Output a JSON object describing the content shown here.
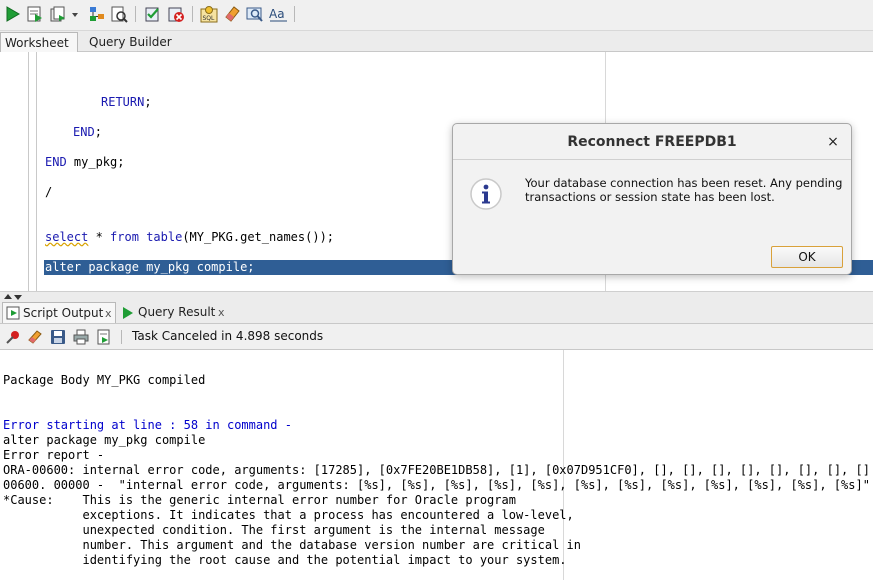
{
  "toolbar": {
    "buttons": [
      "run-statement",
      "run-script",
      "autotrace",
      "explain-plan",
      "sql-tuning-advisor",
      "commit",
      "rollback",
      "sql-worksheet-history",
      "clear",
      "unshared-sql",
      "to-upper-case"
    ]
  },
  "tabs": {
    "worksheet": "Worksheet",
    "query_builder": "Query Builder"
  },
  "editor": {
    "lines": {
      "l1_kw": "RETURN",
      "l1_rest": ";",
      "l2_kw": "END",
      "l2_rest": ";",
      "l3_kw": "END",
      "l3_rest": " my_pkg;",
      "l4": "/",
      "l5_kw1": "select",
      "l5_mid": " * ",
      "l5_kw2": "from",
      "l5_kw3": "table",
      "l5_rest": "(MY_PKG.get_names());",
      "l6": "alter package my_pkg compile;"
    }
  },
  "output_tabs": {
    "script_output": "Script Output",
    "script_close": "x",
    "query_result": "Query Result",
    "query_close": "x"
  },
  "output_toolbar": {
    "status": "Task Canceled in 4.898 seconds"
  },
  "output": {
    "lines": [
      "Package Body MY_PKG compiled",
      "Error starting at line : 58 in command -",
      "alter package my_pkg compile",
      "Error report -",
      "ORA-00600: internal error code, arguments: [17285], [0x7FE20BE1DB58], [1], [0x07D951CF0], [], [], [], [], [], [], [], []",
      "00600. 00000 -  \"internal error code, arguments: [%s], [%s], [%s], [%s], [%s], [%s], [%s], [%s], [%s], [%s], [%s], [%s]\"",
      "*Cause:    This is the generic internal error number for Oracle program",
      "           exceptions. It indicates that a process has encountered a low-level,",
      "           unexpected condition. The first argument is the internal message",
      "           number. This argument and the database version number are critical in",
      "           identifying the root cause and the potential impact to your system."
    ]
  },
  "dialog": {
    "title": "Reconnect FREEPDB1",
    "close": "×",
    "message": "Your database connection has been reset.  Any pending transactions or session state has been lost.",
    "ok": "OK"
  },
  "colors": {
    "keyword": "#1a1ab0",
    "selection": "#2f5e95",
    "error_blue": "#0000cc"
  }
}
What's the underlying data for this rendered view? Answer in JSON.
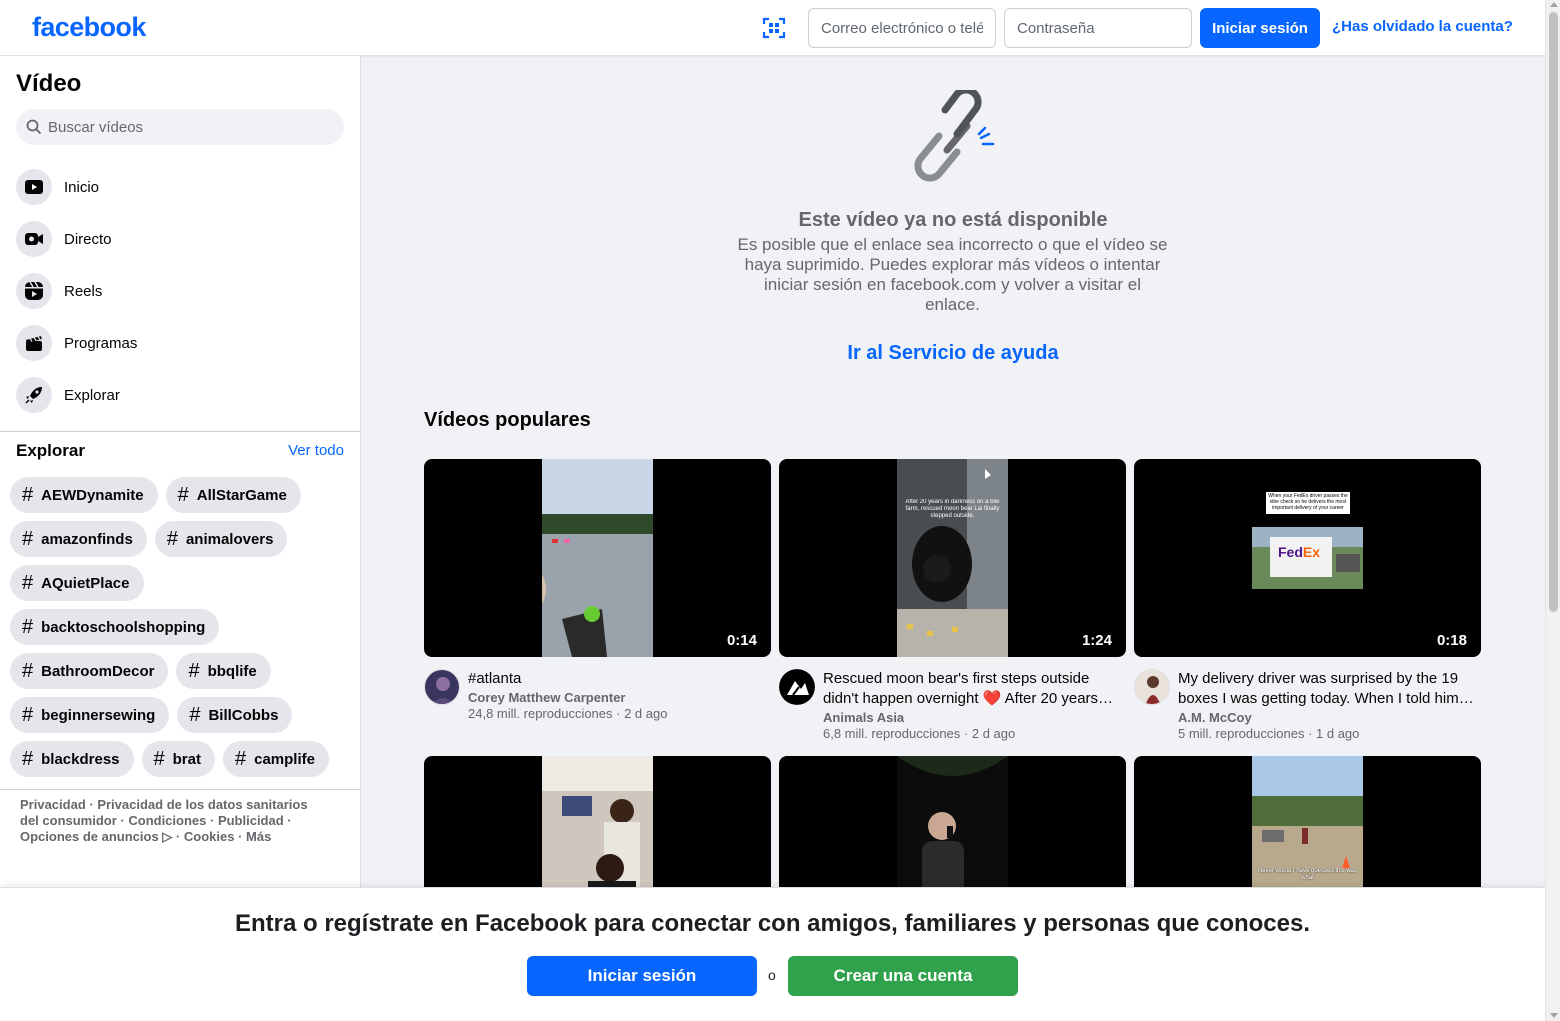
{
  "header": {
    "logo": "facebook",
    "email_placeholder": "Correo electrónico o teléfono",
    "password_placeholder": "Contraseña",
    "login_label": "Iniciar sesión",
    "forgot_label": "¿Has olvidado la cuenta?"
  },
  "sidebar": {
    "title": "Vídeo",
    "search_placeholder": "Buscar vídeos",
    "nav": [
      {
        "label": "Inicio",
        "icon": "play-icon"
      },
      {
        "label": "Directo",
        "icon": "live-camera-icon"
      },
      {
        "label": "Reels",
        "icon": "reels-icon"
      },
      {
        "label": "Programas",
        "icon": "clapperboard-icon"
      },
      {
        "label": "Explorar",
        "icon": "rocket-icon"
      }
    ],
    "explore_title": "Explorar",
    "see_all": "Ver todo",
    "tags": [
      "AEWDynamite",
      "AllStarGame",
      "amazonfinds",
      "animalovers",
      "AQuietPlace",
      "backtoschoolshopping",
      "BathroomDecor",
      "bbqlife",
      "beginnersewing",
      "BillCobbs",
      "blackdress",
      "brat",
      "camplife"
    ],
    "footer": [
      "Privacidad",
      "Privacidad de los datos sanitarios del consumidor",
      "Condiciones",
      "Publicidad",
      "Opciones de anuncios ▷",
      "Cookies",
      "Más"
    ]
  },
  "main": {
    "unavailable_title": "Este vídeo ya no está disponible",
    "unavailable_desc": "Es posible que el enlace sea incorrecto o que el vídeo se haya suprimido. Puedes explorar más vídeos o intentar iniciar sesión en facebook.com y volver a visitar el enlace.",
    "help_link": "Ir al Servicio de ayuda",
    "popular_title": "Vídeos populares",
    "videos": [
      {
        "title": "#atlanta",
        "author": "Corey Matthew Carpenter",
        "views": "24,8 mill. reproducciones",
        "age": "2 d ago",
        "duration": "0:14"
      },
      {
        "title": "Rescued moon bear's first steps outside didn't happen overnight ❤️ After 20 years o…",
        "author": "Animals Asia",
        "views": "6,8 mill. reproducciones",
        "age": "2 d ago",
        "duration": "1:24"
      },
      {
        "title": "My delivery driver was surprised by the 19 boxes I was getting today. When I told him…",
        "author": "A.M. McCoy",
        "views": "5 mill. reproducciones",
        "age": "1 d ago",
        "duration": "0:18"
      },
      {
        "title": "",
        "author": "",
        "views": "",
        "age": "",
        "duration": ""
      },
      {
        "title": "",
        "author": "",
        "views": "",
        "age": "",
        "duration": ""
      },
      {
        "title": "",
        "author": "",
        "views": "",
        "age": "",
        "duration": ""
      }
    ],
    "thumb_texts": {
      "bear": "After 20 years in darkness on a bile farm, rescued moon bear Lai finally stepped outside.",
      "fedex_caption": "When your FedEx driver passes the vibe check so he delivers the most important delivery of your career",
      "fedex_logo": "FedEx",
      "field_caption": "Never would I have guessed this was what"
    }
  },
  "banner": {
    "text": "Entra o regístrate en Facebook para conectar con amigos, familiares y personas que conoces.",
    "login_label": "Iniciar sesión",
    "or_label": "o",
    "create_label": "Crear una cuenta"
  },
  "colors": {
    "brand": "#0866ff",
    "create_green": "#31a24c",
    "secondary_text": "#65676b"
  }
}
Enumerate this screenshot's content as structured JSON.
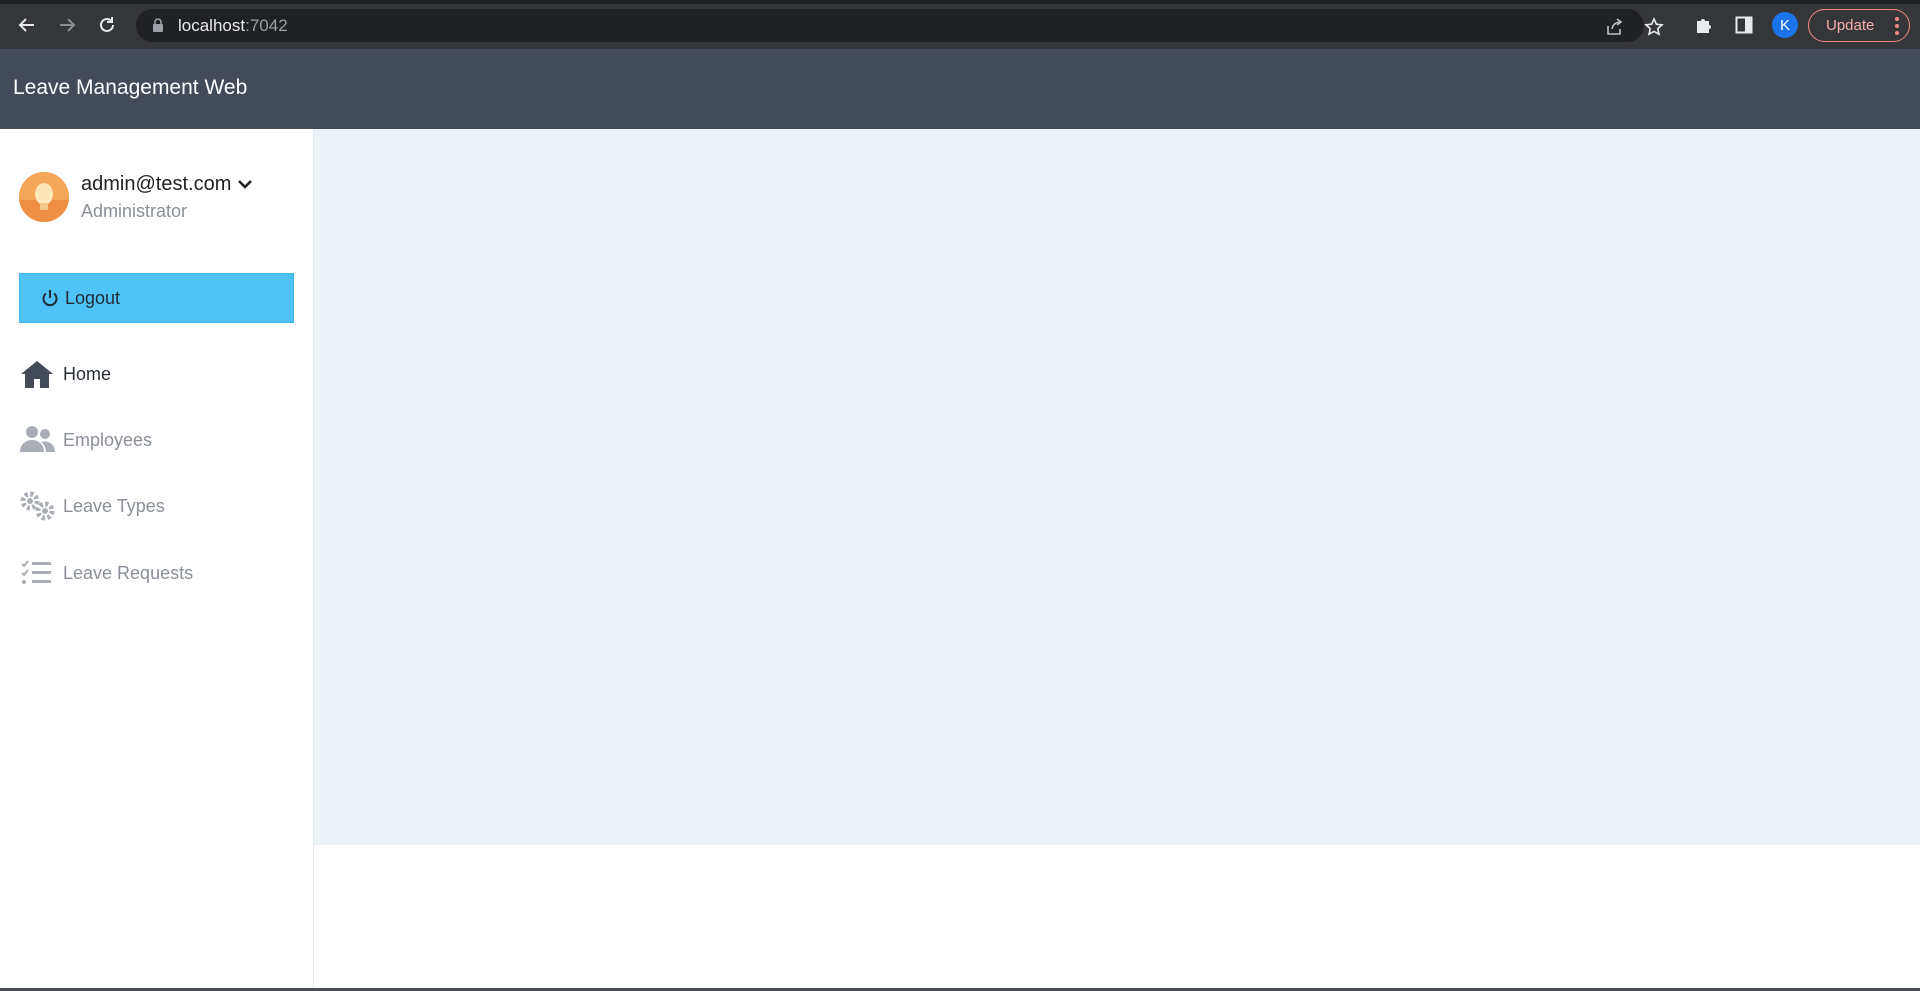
{
  "browser": {
    "url_host": "localhost",
    "url_port": ":7042",
    "profile_initial": "K",
    "update_label": "Update"
  },
  "app": {
    "title": "Leave Management Web"
  },
  "user": {
    "email": "admin@test.com",
    "role": "Administrator"
  },
  "sidebar": {
    "logout_label": "Logout",
    "items": [
      {
        "label": "Home",
        "icon": "home-icon",
        "active": true
      },
      {
        "label": "Employees",
        "icon": "users-icon",
        "active": false
      },
      {
        "label": "Leave Types",
        "icon": "gears-icon",
        "active": false
      },
      {
        "label": "Leave Requests",
        "icon": "list-check-icon",
        "active": false
      }
    ]
  },
  "colors": {
    "header_bg": "#434a58",
    "logout_bg": "#4fc3f7",
    "main_bg": "#ebf3f7",
    "browser_bg": "#35363a"
  }
}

☆ ☆ ☆ ☆

◆ **Prompt**: Quote the records above exactly, leaving out any pictures.

◆ **Finished task**:
Output a JSON object describing the content shown here.
{
  "toolbar": {
    "buttons": [
      "run-statement",
      "run-script",
      "autotrace",
      "explain-plan",
      "sql-tuning-advisor",
      "commit",
      "rollback",
      "sql-worksheet-history",
      "clear",
      "unshared-sql",
      "to-upper-case"
    ]
  },
  "tabs": {
    "worksheet": "Worksheet",
    "query_builder": "Query Builder"
  },
  "editor": {
    "lines": {
      "l1_kw": "RETURN",
      "l1_rest": ";",
      "l2_kw": "END",
      "l2_rest": ";",
      "l3_kw": "END",
      "l3_rest": " my_pkg;",
      "l4": "/",
      "l5_kw1": "select",
      "l5_mid": " * ",
      "l5_kw2": "from",
      "l5_kw3": "table",
      "l5_rest": "(MY_PKG.get_names());",
      "l6": "alter package my_pkg compile;"
    }
  },
  "output_tabs": {
    "script_output": "Script Output",
    "script_close": "x",
    "query_result": "Query Result",
    "query_close": "x"
  },
  "output_toolbar": {
    "status": "Task Canceled in 4.898 seconds"
  },
  "output": {
    "lines": [
      "Package Body MY_PKG compiled",
      "Error starting at line : 58 in command -",
      "alter package my_pkg compile",
      "Error report -",
      "ORA-00600: internal error code, arguments: [17285], [0x7FE20BE1DB58], [1], [0x07D951CF0], [], [], [], [], [], [], [], []",
      "00600. 00000 -  \"internal error code, arguments: [%s], [%s], [%s], [%s], [%s], [%s], [%s], [%s], [%s], [%s], [%s], [%s]\"",
      "*Cause:    This is the generic internal error number for Oracle program",
      "           exceptions. It indicates that a process has encountered a low-level,",
      "           unexpected condition. The first argument is the internal message",
      "           number. This argument and the database version number are critical in",
      "           identifying the root cause and the potential impact to your system."
    ]
  },
  "dialog": {
    "title": "Reconnect FREEPDB1",
    "close": "×",
    "message": "Your database connection has been reset.  Any pending transactions or session state has been lost.",
    "ok": "OK"
  },
  "colors": {
    "keyword": "#1a1ab0",
    "selection": "#2f5e95",
    "error_blue": "#0000cc"
  }
}
What's the underlying data for this rendered view? Answer in JSON.
{
  "header": {
    "logo": "facebook",
    "email_placeholder": "Correo electrónico o teléfono",
    "password_placeholder": "Contraseña",
    "login_label": "Iniciar sesión",
    "forgot_label": "¿Has olvidado la cuenta?"
  },
  "sidebar": {
    "title": "Vídeo",
    "search_placeholder": "Buscar vídeos",
    "nav": [
      {
        "label": "Inicio",
        "icon": "play-icon"
      },
      {
        "label": "Directo",
        "icon": "live-camera-icon"
      },
      {
        "label": "Reels",
        "icon": "reels-icon"
      },
      {
        "label": "Programas",
        "icon": "clapperboard-icon"
      },
      {
        "label": "Explorar",
        "icon": "rocket-icon"
      }
    ],
    "explore_title": "Explorar",
    "see_all": "Ver todo",
    "tags": [
      "AEWDynamite",
      "AllStarGame",
      "amazonfinds",
      "animalovers",
      "AQuietPlace",
      "backtoschoolshopping",
      "BathroomDecor",
      "bbqlife",
      "beginnersewing",
      "BillCobbs",
      "blackdress",
      "brat",
      "camplife"
    ],
    "footer": [
      "Privacidad",
      "Privacidad de los datos sanitarios del consumidor",
      "Condiciones",
      "Publicidad",
      "Opciones de anuncios ▷",
      "Cookies",
      "Más"
    ]
  },
  "main": {
    "unavailable_title": "Este vídeo ya no está disponible",
    "unavailable_desc": "Es posible que el enlace sea incorrecto o que el vídeo se haya suprimido. Puedes explorar más vídeos o intentar iniciar sesión en facebook.com y volver a visitar el enlace.",
    "help_link": "Ir al Servicio de ayuda",
    "popular_title": "Vídeos populares",
    "videos": [
      {
        "title": "#atlanta",
        "author": "Corey Matthew Carpenter",
        "views": "24,8 mill. reproducciones",
        "age": "2 d ago",
        "duration": "0:14"
      },
      {
        "title": "Rescued moon bear's first steps outside didn't happen overnight ❤️ After 20 years o…",
        "author": "Animals Asia",
        "views": "6,8 mill. reproducciones",
        "age": "2 d ago",
        "duration": "1:24"
      },
      {
        "title": "My delivery driver was surprised by the 19 boxes I was getting today. When I told him…",
        "author": "A.M. McCoy",
        "views": "5 mill. reproducciones",
        "age": "1 d ago",
        "duration": "0:18"
      },
      {
        "title": "",
        "author": "",
        "views": "",
        "age": "",
        "duration": ""
      },
      {
        "title": "",
        "author": "",
        "views": "",
        "age": "",
        "duration": ""
      },
      {
        "title": "",
        "author": "",
        "views": "",
        "age": "",
        "duration": ""
      }
    ],
    "thumb_texts": {
      "bear": "After 20 years in darkness on a bile farm, rescued moon bear Lai finally stepped outside.",
      "fedex_caption": "When your FedEx driver passes the vibe check so he delivers the most important delivery of your career",
      "fedex_logo": "FedEx",
      "field_caption": "Never would I have guessed this was what"
    }
  },
  "banner": {
    "text": "Entra o regístrate en Facebook para conectar con amigos, familiares y personas que conoces.",
    "login_label": "Iniciar sesión",
    "or_label": "o",
    "create_label": "Crear una cuenta"
  },
  "colors": {
    "brand": "#0866ff",
    "create_green": "#31a24c",
    "secondary_text": "#65676b"
  }
}
Enumerate this screenshot's content as structured JSON.
{
  "browser": {
    "url_host": "localhost",
    "url_port": ":7042",
    "profile_initial": "K",
    "update_label": "Update"
  },
  "app": {
    "title": "Leave Management Web"
  },
  "user": {
    "email": "admin@test.com",
    "role": "Administrator"
  },
  "sidebar": {
    "logout_label": "Logout",
    "items": [
      {
        "label": "Home",
        "icon": "home-icon",
        "active": true
      },
      {
        "label": "Employees",
        "icon": "users-icon",
        "active": false
      },
      {
        "label": "Leave Types",
        "icon": "gears-icon",
        "active": false
      },
      {
        "label": "Leave Requests",
        "icon": "list-check-icon",
        "active": false
      }
    ]
  },
  "colors": {
    "header_bg": "#434a58",
    "logout_bg": "#4fc3f7",
    "main_bg": "#ebf3f7",
    "browser_bg": "#35363a"
  }
}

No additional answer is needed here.